Collected data entries
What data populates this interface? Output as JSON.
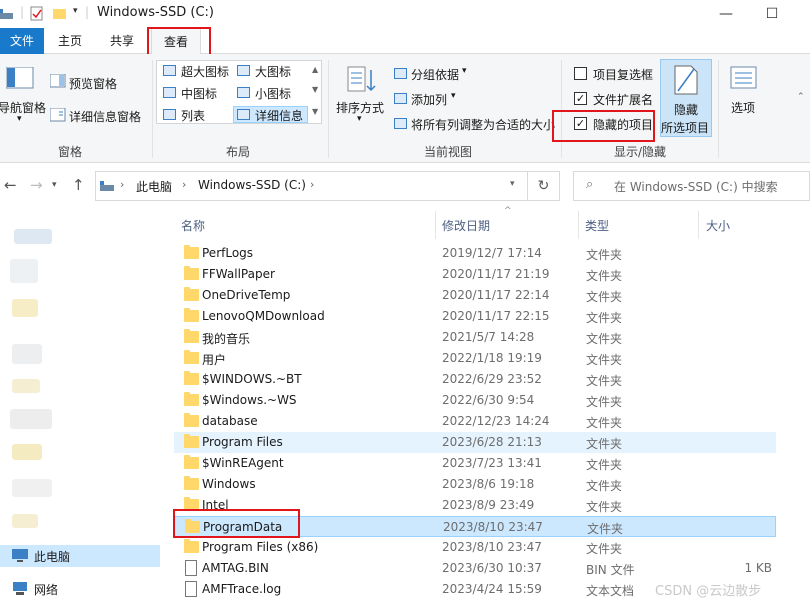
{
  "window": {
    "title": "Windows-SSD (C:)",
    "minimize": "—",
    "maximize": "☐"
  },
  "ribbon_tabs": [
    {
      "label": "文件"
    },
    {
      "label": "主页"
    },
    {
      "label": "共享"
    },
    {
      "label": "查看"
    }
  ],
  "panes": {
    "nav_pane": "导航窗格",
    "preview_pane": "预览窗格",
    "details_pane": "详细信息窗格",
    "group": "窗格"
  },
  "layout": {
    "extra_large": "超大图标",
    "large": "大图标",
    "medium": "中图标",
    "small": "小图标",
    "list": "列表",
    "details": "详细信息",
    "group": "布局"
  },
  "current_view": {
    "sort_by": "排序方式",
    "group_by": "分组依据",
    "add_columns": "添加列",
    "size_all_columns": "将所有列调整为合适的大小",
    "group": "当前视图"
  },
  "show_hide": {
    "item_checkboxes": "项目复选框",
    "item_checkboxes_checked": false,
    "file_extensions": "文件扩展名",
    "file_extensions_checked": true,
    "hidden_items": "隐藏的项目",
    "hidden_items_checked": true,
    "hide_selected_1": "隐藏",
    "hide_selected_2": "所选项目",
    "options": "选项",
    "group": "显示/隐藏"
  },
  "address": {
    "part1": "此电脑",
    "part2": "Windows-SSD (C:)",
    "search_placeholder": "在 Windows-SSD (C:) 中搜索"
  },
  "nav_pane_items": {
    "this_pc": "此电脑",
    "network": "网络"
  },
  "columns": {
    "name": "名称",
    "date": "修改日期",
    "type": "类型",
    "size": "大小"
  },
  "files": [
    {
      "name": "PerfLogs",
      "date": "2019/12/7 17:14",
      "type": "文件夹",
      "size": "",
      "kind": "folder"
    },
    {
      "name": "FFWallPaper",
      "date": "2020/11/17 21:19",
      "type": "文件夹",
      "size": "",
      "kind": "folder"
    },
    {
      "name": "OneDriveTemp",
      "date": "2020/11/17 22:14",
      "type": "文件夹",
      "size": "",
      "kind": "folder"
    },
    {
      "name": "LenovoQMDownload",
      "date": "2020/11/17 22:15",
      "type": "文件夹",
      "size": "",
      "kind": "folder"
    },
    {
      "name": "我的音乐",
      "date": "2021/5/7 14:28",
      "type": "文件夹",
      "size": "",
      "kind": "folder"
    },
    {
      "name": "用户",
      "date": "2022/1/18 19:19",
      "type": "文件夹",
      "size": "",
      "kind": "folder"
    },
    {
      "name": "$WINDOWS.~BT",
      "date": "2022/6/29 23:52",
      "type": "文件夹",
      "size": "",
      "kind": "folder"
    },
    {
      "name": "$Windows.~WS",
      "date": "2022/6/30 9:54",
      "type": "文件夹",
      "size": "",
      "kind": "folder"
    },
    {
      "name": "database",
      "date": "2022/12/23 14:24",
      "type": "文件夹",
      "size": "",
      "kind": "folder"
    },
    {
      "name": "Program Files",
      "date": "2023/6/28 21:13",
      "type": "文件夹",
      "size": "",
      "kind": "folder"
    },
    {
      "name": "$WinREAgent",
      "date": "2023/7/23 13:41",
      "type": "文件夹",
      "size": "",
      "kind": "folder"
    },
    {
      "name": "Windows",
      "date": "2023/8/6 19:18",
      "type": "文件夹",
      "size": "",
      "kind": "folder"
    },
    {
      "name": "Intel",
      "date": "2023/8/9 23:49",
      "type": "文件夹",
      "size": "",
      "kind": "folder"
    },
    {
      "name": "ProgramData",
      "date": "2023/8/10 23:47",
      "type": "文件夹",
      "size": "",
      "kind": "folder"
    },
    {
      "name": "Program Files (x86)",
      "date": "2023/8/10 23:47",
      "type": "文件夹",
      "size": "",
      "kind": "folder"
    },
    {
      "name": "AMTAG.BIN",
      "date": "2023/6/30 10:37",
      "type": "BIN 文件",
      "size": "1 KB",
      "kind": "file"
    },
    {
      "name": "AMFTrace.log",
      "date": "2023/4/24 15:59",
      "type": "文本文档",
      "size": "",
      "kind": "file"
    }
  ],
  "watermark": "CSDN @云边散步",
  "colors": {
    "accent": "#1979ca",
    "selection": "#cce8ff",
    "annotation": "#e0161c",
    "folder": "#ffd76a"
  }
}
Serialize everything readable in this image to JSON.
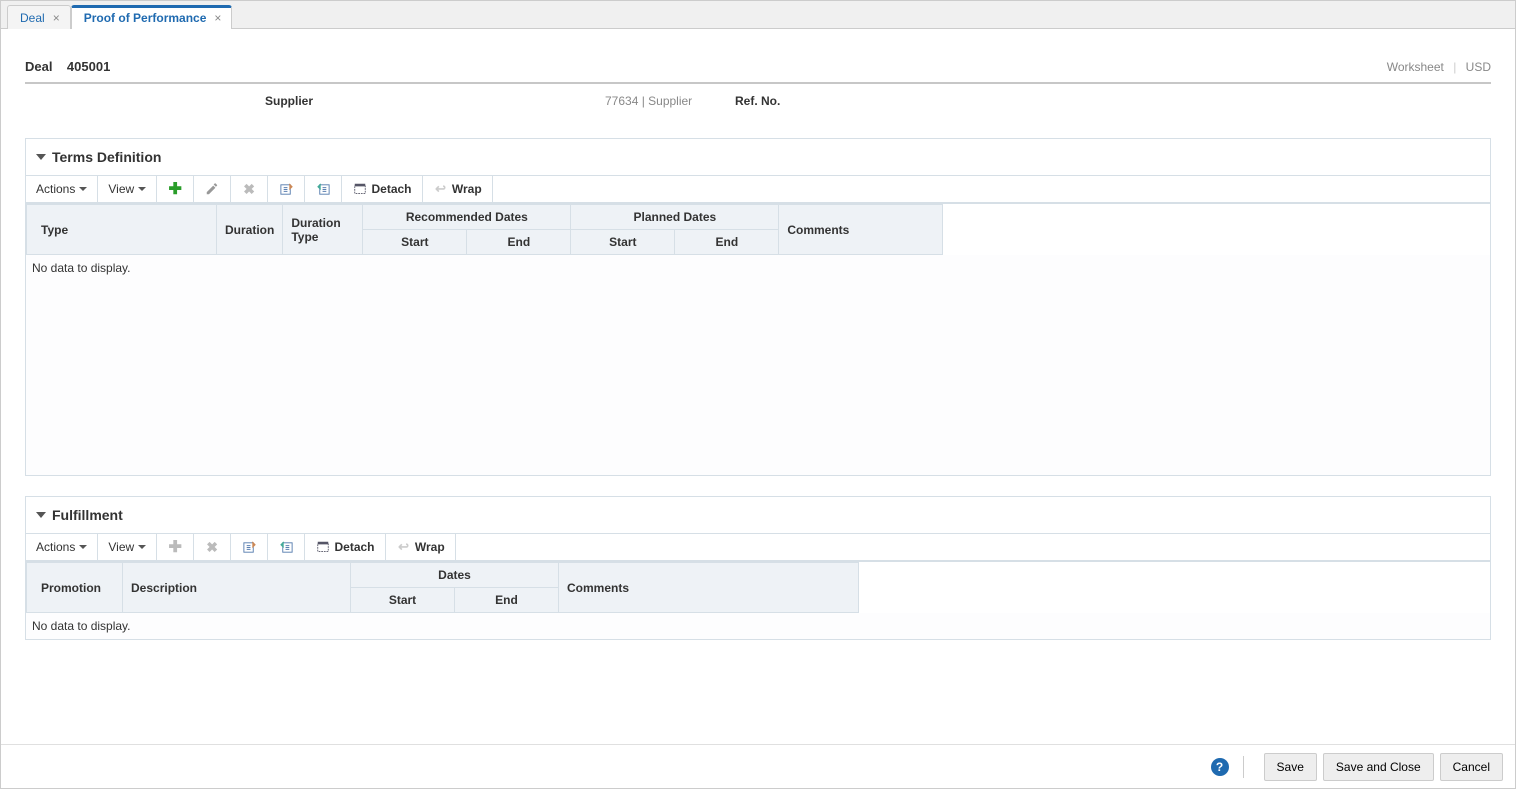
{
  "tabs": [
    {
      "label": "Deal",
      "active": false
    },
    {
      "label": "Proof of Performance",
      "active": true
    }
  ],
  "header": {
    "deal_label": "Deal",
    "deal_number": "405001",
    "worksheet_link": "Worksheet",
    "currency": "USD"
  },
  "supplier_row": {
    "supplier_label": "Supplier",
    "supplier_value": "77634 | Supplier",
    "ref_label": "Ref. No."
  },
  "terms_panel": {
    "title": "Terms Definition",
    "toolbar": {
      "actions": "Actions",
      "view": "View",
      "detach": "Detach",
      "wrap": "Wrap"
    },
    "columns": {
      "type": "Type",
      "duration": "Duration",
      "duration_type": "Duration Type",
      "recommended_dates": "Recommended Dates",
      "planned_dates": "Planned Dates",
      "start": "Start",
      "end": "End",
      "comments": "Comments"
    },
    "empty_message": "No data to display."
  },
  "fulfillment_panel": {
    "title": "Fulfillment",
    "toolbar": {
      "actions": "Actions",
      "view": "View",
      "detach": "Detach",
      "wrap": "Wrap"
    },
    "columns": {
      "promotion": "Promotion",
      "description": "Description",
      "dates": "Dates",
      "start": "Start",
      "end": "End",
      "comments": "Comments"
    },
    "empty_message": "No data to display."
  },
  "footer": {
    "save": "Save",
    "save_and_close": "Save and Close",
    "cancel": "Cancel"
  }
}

Problem to work on - State the number of lines holding the word "JSON" in the listing. Add nothing else.

Answer to the problem - 2